Task directions: Quote the whole listing word for word, please.
○ ○ ○
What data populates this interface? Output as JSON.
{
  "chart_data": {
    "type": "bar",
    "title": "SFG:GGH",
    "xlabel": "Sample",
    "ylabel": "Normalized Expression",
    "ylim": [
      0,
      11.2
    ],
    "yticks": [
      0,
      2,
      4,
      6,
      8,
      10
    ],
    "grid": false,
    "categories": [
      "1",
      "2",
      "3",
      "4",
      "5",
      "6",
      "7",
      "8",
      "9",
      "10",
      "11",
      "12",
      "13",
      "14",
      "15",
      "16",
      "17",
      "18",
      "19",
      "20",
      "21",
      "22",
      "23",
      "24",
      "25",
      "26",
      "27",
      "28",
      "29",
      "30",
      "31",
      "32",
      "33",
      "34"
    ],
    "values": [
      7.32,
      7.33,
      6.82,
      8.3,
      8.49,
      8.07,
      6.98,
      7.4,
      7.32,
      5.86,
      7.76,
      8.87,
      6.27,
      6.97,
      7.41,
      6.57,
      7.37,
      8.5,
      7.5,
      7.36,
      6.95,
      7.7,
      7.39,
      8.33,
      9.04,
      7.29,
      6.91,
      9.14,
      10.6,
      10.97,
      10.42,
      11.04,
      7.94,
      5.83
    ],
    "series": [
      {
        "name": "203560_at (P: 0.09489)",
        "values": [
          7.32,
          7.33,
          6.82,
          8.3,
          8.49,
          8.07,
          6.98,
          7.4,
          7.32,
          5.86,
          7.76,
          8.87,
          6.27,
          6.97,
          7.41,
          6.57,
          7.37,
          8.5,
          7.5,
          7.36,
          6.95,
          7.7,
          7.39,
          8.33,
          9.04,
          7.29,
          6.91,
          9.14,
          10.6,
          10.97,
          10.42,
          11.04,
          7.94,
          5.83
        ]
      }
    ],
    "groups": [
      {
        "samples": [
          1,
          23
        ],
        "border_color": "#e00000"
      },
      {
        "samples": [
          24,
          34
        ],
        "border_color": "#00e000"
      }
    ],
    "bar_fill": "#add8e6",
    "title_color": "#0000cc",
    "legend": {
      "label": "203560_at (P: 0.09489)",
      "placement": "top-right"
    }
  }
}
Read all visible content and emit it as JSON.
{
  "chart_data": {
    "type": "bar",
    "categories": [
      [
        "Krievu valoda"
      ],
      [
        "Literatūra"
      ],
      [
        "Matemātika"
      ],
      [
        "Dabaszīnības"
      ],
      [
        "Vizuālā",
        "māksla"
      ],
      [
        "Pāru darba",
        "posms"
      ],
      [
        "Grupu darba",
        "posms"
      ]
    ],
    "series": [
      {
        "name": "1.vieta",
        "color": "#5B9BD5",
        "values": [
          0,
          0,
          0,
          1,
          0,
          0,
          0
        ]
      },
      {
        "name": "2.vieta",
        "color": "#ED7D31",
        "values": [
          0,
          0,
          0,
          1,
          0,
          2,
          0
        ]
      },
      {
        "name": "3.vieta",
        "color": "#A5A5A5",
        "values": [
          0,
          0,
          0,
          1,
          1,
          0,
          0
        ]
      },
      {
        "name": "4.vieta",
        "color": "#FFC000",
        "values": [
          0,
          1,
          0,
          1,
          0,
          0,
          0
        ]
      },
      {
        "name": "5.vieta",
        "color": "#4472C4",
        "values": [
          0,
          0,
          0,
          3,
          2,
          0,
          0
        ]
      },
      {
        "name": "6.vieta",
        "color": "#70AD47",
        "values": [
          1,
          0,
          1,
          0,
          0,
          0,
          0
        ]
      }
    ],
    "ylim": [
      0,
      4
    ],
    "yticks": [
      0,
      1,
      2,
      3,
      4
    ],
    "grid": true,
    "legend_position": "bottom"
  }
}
○ ○ ○
Finished task:
What data populates this interface? Output as JSON.
{
  "chart_data": {
    "type": "bar",
    "title": "SFG:GGH",
    "xlabel": "Sample",
    "ylabel": "Normalized Expression",
    "ylim": [
      0,
      11.2
    ],
    "yticks": [
      0,
      2,
      4,
      6,
      8,
      10
    ],
    "grid": false,
    "categories": [
      "1",
      "2",
      "3",
      "4",
      "5",
      "6",
      "7",
      "8",
      "9",
      "10",
      "11",
      "12",
      "13",
      "14",
      "15",
      "16",
      "17",
      "18",
      "19",
      "20",
      "21",
      "22",
      "23",
      "24",
      "25",
      "26",
      "27",
      "28",
      "29",
      "30",
      "31",
      "32",
      "33",
      "34"
    ],
    "values": [
      7.32,
      7.33,
      6.82,
      8.3,
      8.49,
      8.07,
      6.98,
      7.4,
      7.32,
      5.86,
      7.76,
      8.87,
      6.27,
      6.97,
      7.41,
      6.57,
      7.37,
      8.5,
      7.5,
      7.36,
      6.95,
      7.7,
      7.39,
      8.33,
      9.04,
      7.29,
      6.91,
      9.14,
      10.6,
      10.97,
      10.42,
      11.04,
      7.94,
      5.83
    ],
    "series": [
      {
        "name": "203560_at (P: 0.09489)",
        "values": [
          7.32,
          7.33,
          6.82,
          8.3,
          8.49,
          8.07,
          6.98,
          7.4,
          7.32,
          5.86,
          7.76,
          8.87,
          6.27,
          6.97,
          7.41,
          6.57,
          7.37,
          8.5,
          7.5,
          7.36,
          6.95,
          7.7,
          7.39,
          8.33,
          9.04,
          7.29,
          6.91,
          9.14,
          10.6,
          10.97,
          10.42,
          11.04,
          7.94,
          5.83
        ]
      }
    ],
    "groups": [
      {
        "samples": [
          1,
          23
        ],
        "border_color": "#e00000"
      },
      {
        "samples": [
          24,
          34
        ],
        "border_color": "#00e000"
      }
    ],
    "bar_fill": "#add8e6",
    "title_color": "#0000cc",
    "legend": {
      "label": "203560_at (P: 0.09489)",
      "placement": "top-right"
    }
  }
}
Read all visible content and emit it as JSON.
{
  "chart_data": {
    "type": "bar",
    "categories": [
      [
        "Krievu valoda"
      ],
      [
        "Literatūra"
      ],
      [
        "Matemātika"
      ],
      [
        "Dabaszīnības"
      ],
      [
        "Vizuālā",
        "māksla"
      ],
      [
        "Pāru darba",
        "posms"
      ],
      [
        "Grupu darba",
        "posms"
      ]
    ],
    "series": [
      {
        "name": "1.vieta",
        "color": "#5B9BD5",
        "values": [
          0,
          0,
          0,
          1,
          0,
          0,
          0
        ]
      },
      {
        "name": "2.vieta",
        "color": "#ED7D31",
        "values": [
          0,
          0,
          0,
          1,
          0,
          2,
          0
        ]
      },
      {
        "name": "3.vieta",
        "color": "#A5A5A5",
        "values": [
          0,
          0,
          0,
          1,
          1,
          0,
          0
        ]
      },
      {
        "name": "4.vieta",
        "color": "#FFC000",
        "values": [
          0,
          1,
          0,
          1,
          0,
          0,
          0
        ]
      },
      {
        "name": "5.vieta",
        "color": "#4472C4",
        "values": [
          0,
          0,
          0,
          3,
          2,
          0,
          0
        ]
      },
      {
        "name": "6.vieta",
        "color": "#70AD47",
        "values": [
          1,
          0,
          1,
          0,
          0,
          0,
          0
        ]
      }
    ],
    "ylim": [
      0,
      4
    ],
    "yticks": [
      0,
      1,
      2,
      3,
      4
    ],
    "grid": true,
    "legend_position": "bottom"
  }
}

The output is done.